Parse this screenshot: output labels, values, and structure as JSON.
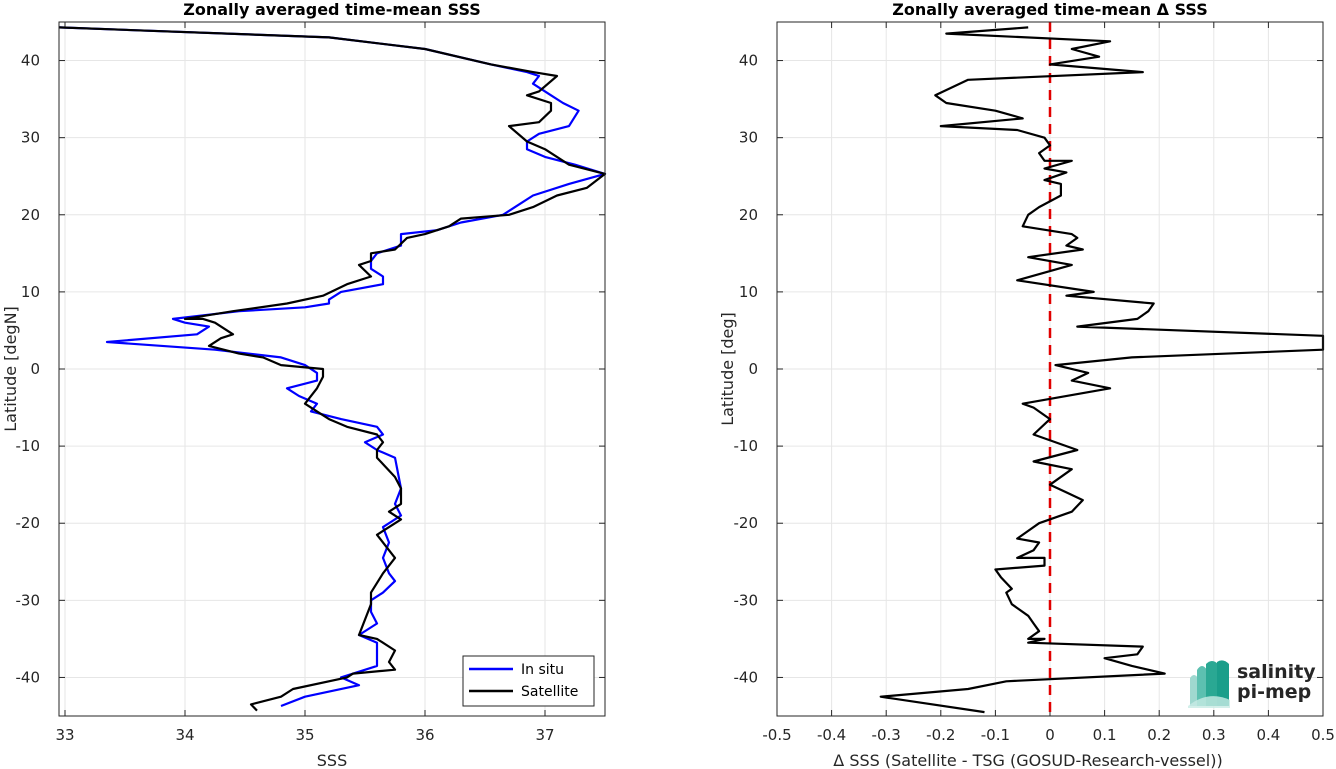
{
  "chart_data": [
    {
      "type": "line",
      "title": "Zonally averaged time-mean SSS",
      "xlabel": "SSS",
      "ylabel": "Latitude [degN]",
      "xlim": [
        32.95,
        37.5
      ],
      "ylim": [
        -45,
        45
      ],
      "xticks": [
        33,
        34,
        35,
        36,
        37
      ],
      "yticks": [
        -40,
        -30,
        -20,
        -10,
        0,
        10,
        20,
        30,
        40
      ],
      "grid": true,
      "legend": "bottom-right",
      "series": [
        {
          "name": "In situ",
          "color": "#0000ff",
          "x": [
            32.95,
            35.2,
            36.0,
            36.55,
            36.85,
            36.95,
            36.9,
            37.05,
            37.15,
            37.28,
            37.2,
            36.95,
            36.85,
            36.85,
            37.0,
            37.25,
            37.5,
            37.2,
            36.9,
            36.75,
            36.65,
            36.3,
            36.1,
            35.8,
            35.8,
            35.6,
            35.55,
            35.55,
            35.65,
            35.65,
            35.3,
            35.2,
            35.2,
            35.0,
            34.45,
            33.9,
            34.0,
            34.2,
            34.1,
            33.35,
            34.25,
            34.8,
            35.0,
            35.1,
            35.1,
            34.85,
            34.95,
            35.1,
            35.05,
            35.3,
            35.6,
            35.65,
            35.5,
            35.6,
            35.75,
            35.8,
            35.75,
            35.8,
            35.65,
            35.7,
            35.65,
            35.7,
            35.75,
            35.65,
            35.55,
            35.55,
            35.6,
            35.45,
            35.6,
            35.6,
            35.6,
            35.3,
            35.45,
            35.0,
            34.8
          ],
          "y": [
            44.3,
            43.0,
            41.5,
            39.5,
            38.5,
            38.0,
            37.0,
            35.5,
            34.5,
            33.5,
            31.5,
            30.5,
            29.5,
            28.5,
            27.5,
            26.5,
            25.3,
            24.0,
            22.5,
            21.0,
            20.0,
            19.0,
            18.0,
            17.5,
            16.0,
            15.0,
            14.0,
            13.0,
            12.0,
            11.0,
            10.0,
            9.0,
            8.5,
            8.0,
            7.5,
            6.5,
            6.0,
            5.5,
            4.5,
            3.5,
            2.5,
            1.5,
            0.5,
            -0.5,
            -1.5,
            -2.5,
            -3.5,
            -4.5,
            -5.5,
            -6.5,
            -7.5,
            -8.5,
            -9.5,
            -10.5,
            -11.5,
            -15.5,
            -17.5,
            -19.0,
            -20.5,
            -22.5,
            -24.5,
            -26.5,
            -27.5,
            -29.0,
            -30.0,
            -31.5,
            -33.0,
            -34.5,
            -35.5,
            -37.0,
            -38.5,
            -40.0,
            -41.0,
            -42.5,
            -43.7
          ]
        },
        {
          "name": "Satellite",
          "color": "#000000",
          "x": [
            32.95,
            35.2,
            36.0,
            36.55,
            36.9,
            37.1,
            36.95,
            36.85,
            37.05,
            37.05,
            36.95,
            36.7,
            36.85,
            37.0,
            37.2,
            37.5,
            37.35,
            37.1,
            36.9,
            36.7,
            36.3,
            36.2,
            36.0,
            35.85,
            35.75,
            35.55,
            35.55,
            35.45,
            35.55,
            35.35,
            35.15,
            34.85,
            34.4,
            34.0,
            34.15,
            34.25,
            34.4,
            34.3,
            34.2,
            34.45,
            34.65,
            34.8,
            35.15,
            35.15,
            35.15,
            35.1,
            35.0,
            35.05,
            35.1,
            35.2,
            35.35,
            35.6,
            35.65,
            35.6,
            35.6,
            35.75,
            35.8,
            35.8,
            35.7,
            35.8,
            35.6,
            35.75,
            35.65,
            35.55,
            35.55,
            35.45,
            35.6,
            35.75,
            35.7,
            35.75,
            35.4,
            35.35,
            34.9,
            34.8,
            34.55,
            34.6
          ],
          "y": [
            44.3,
            43.0,
            41.5,
            39.5,
            38.5,
            38.0,
            36.0,
            35.5,
            34.5,
            33.5,
            32.0,
            31.5,
            29.5,
            28.5,
            26.5,
            25.3,
            23.5,
            22.5,
            21.0,
            20.0,
            19.5,
            18.5,
            17.5,
            17.0,
            15.5,
            15.0,
            14.0,
            13.5,
            12.0,
            11.0,
            9.5,
            8.5,
            7.5,
            6.5,
            6.5,
            6.0,
            4.5,
            4.0,
            3.0,
            2.0,
            1.5,
            0.5,
            0.0,
            -0.5,
            -1.0,
            -2.5,
            -4.5,
            -5.0,
            -5.5,
            -6.5,
            -7.5,
            -8.5,
            -9.5,
            -10.5,
            -11.5,
            -14.0,
            -15.5,
            -17.5,
            -18.5,
            -19.5,
            -21.5,
            -24.5,
            -26.5,
            -29.0,
            -30.5,
            -34.5,
            -35.0,
            -36.5,
            -38.0,
            -39.0,
            -39.5,
            -40.0,
            -41.5,
            -42.5,
            -43.5,
            -44.3
          ]
        }
      ]
    },
    {
      "type": "line",
      "title": "Zonally averaged time-mean Δ SSS",
      "xlabel": "Δ SSS (Satellite - TSG (GOSUD-Research-vessel))",
      "ylabel": "Latitude [deg]",
      "xlim": [
        -0.5,
        0.5
      ],
      "ylim": [
        -45,
        45
      ],
      "xticks": [
        -0.5,
        -0.4,
        -0.3,
        -0.2,
        -0.1,
        0,
        0.1,
        0.2,
        0.3,
        0.4,
        0.5
      ],
      "yticks": [
        -40,
        -30,
        -20,
        -10,
        0,
        10,
        20,
        30,
        40
      ],
      "grid": true,
      "reference_line": {
        "x": 0,
        "color": "#e00000",
        "style": "dashed"
      },
      "series": [
        {
          "color": "#000000",
          "x": [
            -0.04,
            -0.19,
            0.11,
            0.04,
            0.09,
            0.0,
            0.17,
            -0.15,
            -0.21,
            -0.19,
            -0.1,
            -0.05,
            -0.2,
            -0.06,
            -0.01,
            0.0,
            -0.02,
            -0.01,
            0.04,
            -0.01,
            0.03,
            -0.01,
            0.02,
            0.02,
            -0.02,
            -0.04,
            -0.05,
            0.04,
            0.05,
            0.03,
            0.06,
            -0.04,
            0.04,
            -0.06,
            0.08,
            0.03,
            0.19,
            0.18,
            0.16,
            0.05,
            0.5,
            0.5,
            0.15,
            0.01,
            0.07,
            0.04,
            0.11,
            -0.05,
            -0.03,
            0.0,
            -0.03,
            0.05,
            -0.03,
            0.04,
            0.0,
            0.03,
            0.06,
            0.04,
            -0.02,
            -0.04,
            -0.06,
            -0.02,
            -0.03,
            -0.06,
            -0.01,
            -0.01,
            -0.1,
            -0.09,
            -0.07,
            -0.08,
            -0.07,
            -0.04,
            -0.03,
            -0.02,
            -0.04,
            -0.01,
            -0.04,
            0.17,
            0.16,
            0.1,
            0.15,
            0.21,
            -0.08,
            -0.15,
            -0.31,
            -0.12
          ],
          "y": [
            44.3,
            43.5,
            42.5,
            41.5,
            40.5,
            39.5,
            38.5,
            37.5,
            35.5,
            34.5,
            33.5,
            32.5,
            31.5,
            31.0,
            30.0,
            29.0,
            28.0,
            27.0,
            27.0,
            26.0,
            25.5,
            24.5,
            24.0,
            22.5,
            21.0,
            20.0,
            18.5,
            17.5,
            17.0,
            16.0,
            15.5,
            14.5,
            13.5,
            11.5,
            10.0,
            9.5,
            8.5,
            7.5,
            6.5,
            5.5,
            4.3,
            2.5,
            1.5,
            0.5,
            -0.5,
            -1.5,
            -2.5,
            -4.5,
            -5.0,
            -6.5,
            -8.5,
            -10.5,
            -12.0,
            -13.0,
            -15.0,
            -16.0,
            -17.0,
            -18.5,
            -20.0,
            -21.0,
            -22.0,
            -22.5,
            -23.5,
            -24.5,
            -24.5,
            -25.5,
            -26.0,
            -27.0,
            -28.5,
            -29.0,
            -30.5,
            -32.0,
            -33.0,
            -34.0,
            -35.0,
            -35.0,
            -35.5,
            -36.0,
            -37.0,
            -37.5,
            -38.5,
            -39.5,
            -40.5,
            -41.5,
            -42.5,
            -44.5
          ]
        }
      ]
    }
  ],
  "legend": {
    "items": [
      {
        "label": "In situ",
        "color": "#0000ff"
      },
      {
        "label": "Satellite",
        "color": "#000000"
      }
    ]
  },
  "branding": {
    "line1": "salinity",
    "line2": "pi-mep",
    "color": "#1a9e8a"
  }
}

________________________

#### Exercise
Of all the lines in the entries, how many contain the word "ylabel"? Give only the number.

#### Task result
2